## Written problem
Write out the data below exactly as given, without any of its pictures.
## begin
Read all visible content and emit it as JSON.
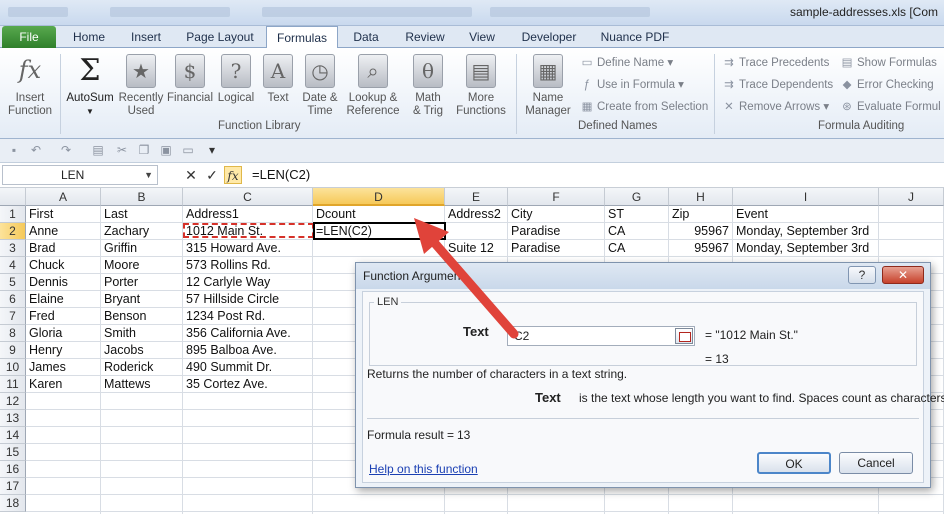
{
  "window": {
    "title": "sample-addresses.xls  [Com"
  },
  "tabs": [
    "File",
    "Home",
    "Insert",
    "Page Layout",
    "Formulas",
    "Data",
    "Review",
    "View",
    "Developer",
    "Nuance PDF"
  ],
  "active_tab": "Formulas",
  "ribbon": {
    "insert_function": {
      "icon": "fx",
      "line1": "Insert",
      "line2": "Function"
    },
    "autosum": {
      "icon": "Σ",
      "label": "AutoSum"
    },
    "recently_used": {
      "line1": "Recently",
      "line2": "Used"
    },
    "financial": {
      "label": "Financial"
    },
    "logical": {
      "label": "Logical"
    },
    "text": {
      "label": "Text"
    },
    "date_time": {
      "line1": "Date &",
      "line2": "Time"
    },
    "lookup": {
      "line1": "Lookup &",
      "line2": "Reference"
    },
    "math": {
      "line1": "Math",
      "line2": "& Trig"
    },
    "more": {
      "line1": "More",
      "line2": "Functions"
    },
    "function_library_label": "Function Library",
    "name_manager": {
      "line1": "Name",
      "line2": "Manager"
    },
    "define_name": "Define Name",
    "use_in_formula": "Use in Formula",
    "create_from_selection": "Create from Selection",
    "defined_names_label": "Defined Names",
    "trace_precedents": "Trace Precedents",
    "trace_dependents": "Trace Dependents",
    "remove_arrows": "Remove Arrows",
    "show_formulas": "Show Formulas",
    "error_checking": "Error Checking",
    "evaluate_formula": "Evaluate Formul",
    "formula_auditing_label": "Formula Auditing"
  },
  "formula_bar": {
    "name_box": "LEN",
    "cancel": "✕",
    "enter": "✓",
    "fx": "fx",
    "formula": "=LEN(C2)"
  },
  "columns": [
    "A",
    "B",
    "C",
    "D",
    "E",
    "F",
    "G",
    "H",
    "I",
    "J"
  ],
  "rows": [
    "1",
    "2",
    "3",
    "4",
    "5",
    "6",
    "7",
    "8",
    "9",
    "10",
    "11",
    "12",
    "13",
    "14",
    "15",
    "16",
    "17",
    "18"
  ],
  "sheet": {
    "header": [
      "First",
      "Last",
      "Address1",
      "Dcount",
      "Address2",
      "City",
      "ST",
      "Zip",
      "Event"
    ],
    "data": [
      [
        "Anne",
        "Zachary",
        "1012 Main St.",
        "=LEN(C2)",
        "",
        "Paradise",
        "CA",
        "95967",
        "Monday, September 3rd"
      ],
      [
        "Brad",
        "Griffin",
        "315 Howard Ave.",
        "",
        "Suite 12",
        "Paradise",
        "CA",
        "95967",
        "Monday, September 3rd"
      ],
      [
        "Chuck",
        "Moore",
        "573 Rollins Rd.",
        "",
        "",
        "",
        "",
        "",
        ""
      ],
      [
        "Dennis",
        "Porter",
        "12 Carlyle Way",
        "",
        "",
        "",
        "",
        "",
        ""
      ],
      [
        "Elaine",
        "Bryant",
        "57 Hillside Circle",
        "",
        "",
        "",
        "",
        "",
        ""
      ],
      [
        "Fred",
        "Benson",
        "1234 Post Rd.",
        "",
        "",
        "",
        "",
        "",
        ""
      ],
      [
        "Gloria",
        "Smith",
        "356 California Ave.",
        "",
        "",
        "",
        "",
        "",
        ""
      ],
      [
        "Henry",
        "Jacobs",
        "895 Balboa Ave.",
        "",
        "",
        "",
        "",
        "",
        ""
      ],
      [
        "James",
        "Roderick",
        "490 Summit Dr.",
        "",
        "",
        "",
        "",
        "",
        ""
      ],
      [
        "Karen",
        "Mattews",
        "35 Cortez Ave.",
        "",
        "",
        "",
        "",
        "",
        ""
      ]
    ]
  },
  "dialog": {
    "title": "Function Argument",
    "help_btn": "?",
    "close_btn": "✕",
    "function_name": "LEN",
    "arg_label": "Text",
    "arg_value": "C2",
    "arg_result": "=  \"1012 Main St.\"",
    "result_eq": "=  13",
    "description": "Returns the number of characters in a text string.",
    "arg_desc_label": "Text",
    "arg_desc": "is the text whose length you want to find. Spaces count as characters.",
    "formula_result_label": "Formula result =",
    "formula_result_value": "13",
    "help_link": "Help on this function",
    "ok": "OK",
    "cancel": "Cancel"
  },
  "colors": {
    "accent_red": "#e0433a",
    "selection_gold": "#f6c95a",
    "file_green": "#2f7f2b"
  }
}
## end
## Response to this exercise
Read all visible content and emit it as JSON.
{
  "window": {
    "title": "sample-addresses.xls  [Com"
  },
  "tabs": [
    "File",
    "Home",
    "Insert",
    "Page Layout",
    "Formulas",
    "Data",
    "Review",
    "View",
    "Developer",
    "Nuance PDF"
  ],
  "active_tab": "Formulas",
  "ribbon": {
    "insert_function": {
      "icon": "fx",
      "line1": "Insert",
      "line2": "Function"
    },
    "autosum": {
      "icon": "Σ",
      "label": "AutoSum"
    },
    "recently_used": {
      "line1": "Recently",
      "line2": "Used"
    },
    "financial": {
      "label": "Financial"
    },
    "logical": {
      "label": "Logical"
    },
    "text": {
      "label": "Text"
    },
    "date_time": {
      "line1": "Date &",
      "line2": "Time"
    },
    "lookup": {
      "line1": "Lookup &",
      "line2": "Reference"
    },
    "math": {
      "line1": "Math",
      "line2": "& Trig"
    },
    "more": {
      "line1": "More",
      "line2": "Functions"
    },
    "function_library_label": "Function Library",
    "name_manager": {
      "line1": "Name",
      "line2": "Manager"
    },
    "define_name": "Define Name",
    "use_in_formula": "Use in Formula",
    "create_from_selection": "Create from Selection",
    "defined_names_label": "Defined Names",
    "trace_precedents": "Trace Precedents",
    "trace_dependents": "Trace Dependents",
    "remove_arrows": "Remove Arrows",
    "show_formulas": "Show Formulas",
    "error_checking": "Error Checking",
    "evaluate_formula": "Evaluate Formul",
    "formula_auditing_label": "Formula Auditing"
  },
  "formula_bar": {
    "name_box": "LEN",
    "cancel": "✕",
    "enter": "✓",
    "fx": "fx",
    "formula": "=LEN(C2)"
  },
  "columns": [
    "A",
    "B",
    "C",
    "D",
    "E",
    "F",
    "G",
    "H",
    "I",
    "J"
  ],
  "rows": [
    "1",
    "2",
    "3",
    "4",
    "5",
    "6",
    "7",
    "8",
    "9",
    "10",
    "11",
    "12",
    "13",
    "14",
    "15",
    "16",
    "17",
    "18"
  ],
  "sheet": {
    "header": [
      "First",
      "Last",
      "Address1",
      "Dcount",
      "Address2",
      "City",
      "ST",
      "Zip",
      "Event"
    ],
    "data": [
      [
        "Anne",
        "Zachary",
        "1012 Main St.",
        "=LEN(C2)",
        "",
        "Paradise",
        "CA",
        "95967",
        "Monday, September 3rd"
      ],
      [
        "Brad",
        "Griffin",
        "315 Howard Ave.",
        "",
        "Suite 12",
        "Paradise",
        "CA",
        "95967",
        "Monday, September 3rd"
      ],
      [
        "Chuck",
        "Moore",
        "573 Rollins Rd.",
        "",
        "",
        "",
        "",
        "",
        ""
      ],
      [
        "Dennis",
        "Porter",
        "12 Carlyle Way",
        "",
        "",
        "",
        "",
        "",
        ""
      ],
      [
        "Elaine",
        "Bryant",
        "57 Hillside Circle",
        "",
        "",
        "",
        "",
        "",
        ""
      ],
      [
        "Fred",
        "Benson",
        "1234 Post Rd.",
        "",
        "",
        "",
        "",
        "",
        ""
      ],
      [
        "Gloria",
        "Smith",
        "356 California Ave.",
        "",
        "",
        "",
        "",
        "",
        ""
      ],
      [
        "Henry",
        "Jacobs",
        "895 Balboa Ave.",
        "",
        "",
        "",
        "",
        "",
        ""
      ],
      [
        "James",
        "Roderick",
        "490 Summit Dr.",
        "",
        "",
        "",
        "",
        "",
        ""
      ],
      [
        "Karen",
        "Mattews",
        "35 Cortez Ave.",
        "",
        "",
        "",
        "",
        "",
        ""
      ]
    ]
  },
  "dialog": {
    "title": "Function Argument",
    "help_btn": "?",
    "close_btn": "✕",
    "function_name": "LEN",
    "arg_label": "Text",
    "arg_value": "C2",
    "arg_result": "=  \"1012 Main St.\"",
    "result_eq": "=  13",
    "description": "Returns the number of characters in a text string.",
    "arg_desc_label": "Text",
    "arg_desc": "is the text whose length you want to find. Spaces count as characters.",
    "formula_result_label": "Formula result =",
    "formula_result_value": "13",
    "help_link": "Help on this function",
    "ok": "OK",
    "cancel": "Cancel"
  },
  "colors": {
    "accent_red": "#e0433a",
    "selection_gold": "#f6c95a",
    "file_green": "#2f7f2b"
  }
}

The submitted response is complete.